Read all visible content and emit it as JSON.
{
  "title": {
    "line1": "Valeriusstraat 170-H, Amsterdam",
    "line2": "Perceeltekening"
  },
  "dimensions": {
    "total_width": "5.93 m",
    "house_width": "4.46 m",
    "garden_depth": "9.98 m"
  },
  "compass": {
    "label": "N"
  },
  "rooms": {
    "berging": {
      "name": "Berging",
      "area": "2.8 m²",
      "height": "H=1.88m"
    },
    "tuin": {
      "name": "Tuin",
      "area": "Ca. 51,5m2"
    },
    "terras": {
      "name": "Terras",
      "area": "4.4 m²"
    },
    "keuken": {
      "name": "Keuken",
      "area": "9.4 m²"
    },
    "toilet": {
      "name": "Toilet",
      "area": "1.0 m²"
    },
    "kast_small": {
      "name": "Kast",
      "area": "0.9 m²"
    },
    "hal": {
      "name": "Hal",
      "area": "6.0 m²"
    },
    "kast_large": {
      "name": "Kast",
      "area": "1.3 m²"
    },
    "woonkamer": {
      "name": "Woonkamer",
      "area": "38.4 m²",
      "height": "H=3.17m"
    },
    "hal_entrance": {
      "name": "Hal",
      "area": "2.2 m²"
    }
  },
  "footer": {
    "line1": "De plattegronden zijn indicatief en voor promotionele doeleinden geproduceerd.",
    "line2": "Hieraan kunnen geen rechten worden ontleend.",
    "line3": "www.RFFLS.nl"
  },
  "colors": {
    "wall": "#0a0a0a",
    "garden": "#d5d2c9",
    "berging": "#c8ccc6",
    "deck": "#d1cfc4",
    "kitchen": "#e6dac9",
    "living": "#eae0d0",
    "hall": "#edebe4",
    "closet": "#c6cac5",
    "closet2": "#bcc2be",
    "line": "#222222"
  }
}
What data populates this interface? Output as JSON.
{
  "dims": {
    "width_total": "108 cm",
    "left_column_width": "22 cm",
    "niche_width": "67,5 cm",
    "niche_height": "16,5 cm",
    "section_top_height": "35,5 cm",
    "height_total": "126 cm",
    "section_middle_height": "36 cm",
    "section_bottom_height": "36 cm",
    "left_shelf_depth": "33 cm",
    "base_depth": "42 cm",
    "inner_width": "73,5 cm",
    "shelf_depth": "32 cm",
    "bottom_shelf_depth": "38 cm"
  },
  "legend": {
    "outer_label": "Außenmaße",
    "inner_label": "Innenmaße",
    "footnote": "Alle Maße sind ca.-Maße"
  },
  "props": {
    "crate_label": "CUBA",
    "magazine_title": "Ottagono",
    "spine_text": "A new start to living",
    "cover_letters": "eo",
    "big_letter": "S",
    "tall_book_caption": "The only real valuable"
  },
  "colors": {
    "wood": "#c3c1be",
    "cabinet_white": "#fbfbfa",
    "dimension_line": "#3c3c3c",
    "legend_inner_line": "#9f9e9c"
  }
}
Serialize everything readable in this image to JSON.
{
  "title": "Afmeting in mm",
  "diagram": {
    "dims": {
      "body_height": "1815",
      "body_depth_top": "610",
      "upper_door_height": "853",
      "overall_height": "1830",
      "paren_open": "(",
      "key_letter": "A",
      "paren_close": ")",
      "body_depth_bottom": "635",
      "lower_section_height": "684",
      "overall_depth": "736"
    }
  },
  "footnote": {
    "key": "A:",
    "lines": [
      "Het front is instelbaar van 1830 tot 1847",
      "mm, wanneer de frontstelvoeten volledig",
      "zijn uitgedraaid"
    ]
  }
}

-*-

• The exercise: Set down, unchanged, the line that contains "Serialize everything readable" together with every later line in the records, through the last one.

• Expected answer:
Serialize everything readable in this image to JSON.
{
  "title": "Afmeting in mm",
  "diagram": {
    "dims": {
      "body_height": "1815",
      "body_depth_top": "610",
      "upper_door_height": "853",
      "overall_height": "1830",
      "paren_open": "(",
      "key_letter": "A",
      "paren_close": ")",
      "body_depth_bottom": "635",
      "lower_section_height": "684",
      "overall_depth": "736"
    }
  },
  "footnote": {
    "key": "A:",
    "lines": [
      "Het front is instelbaar van 1830 tot 1847",
      "mm, wanneer de frontstelvoeten volledig",
      "zijn uitgedraaid"
    ]
  }
}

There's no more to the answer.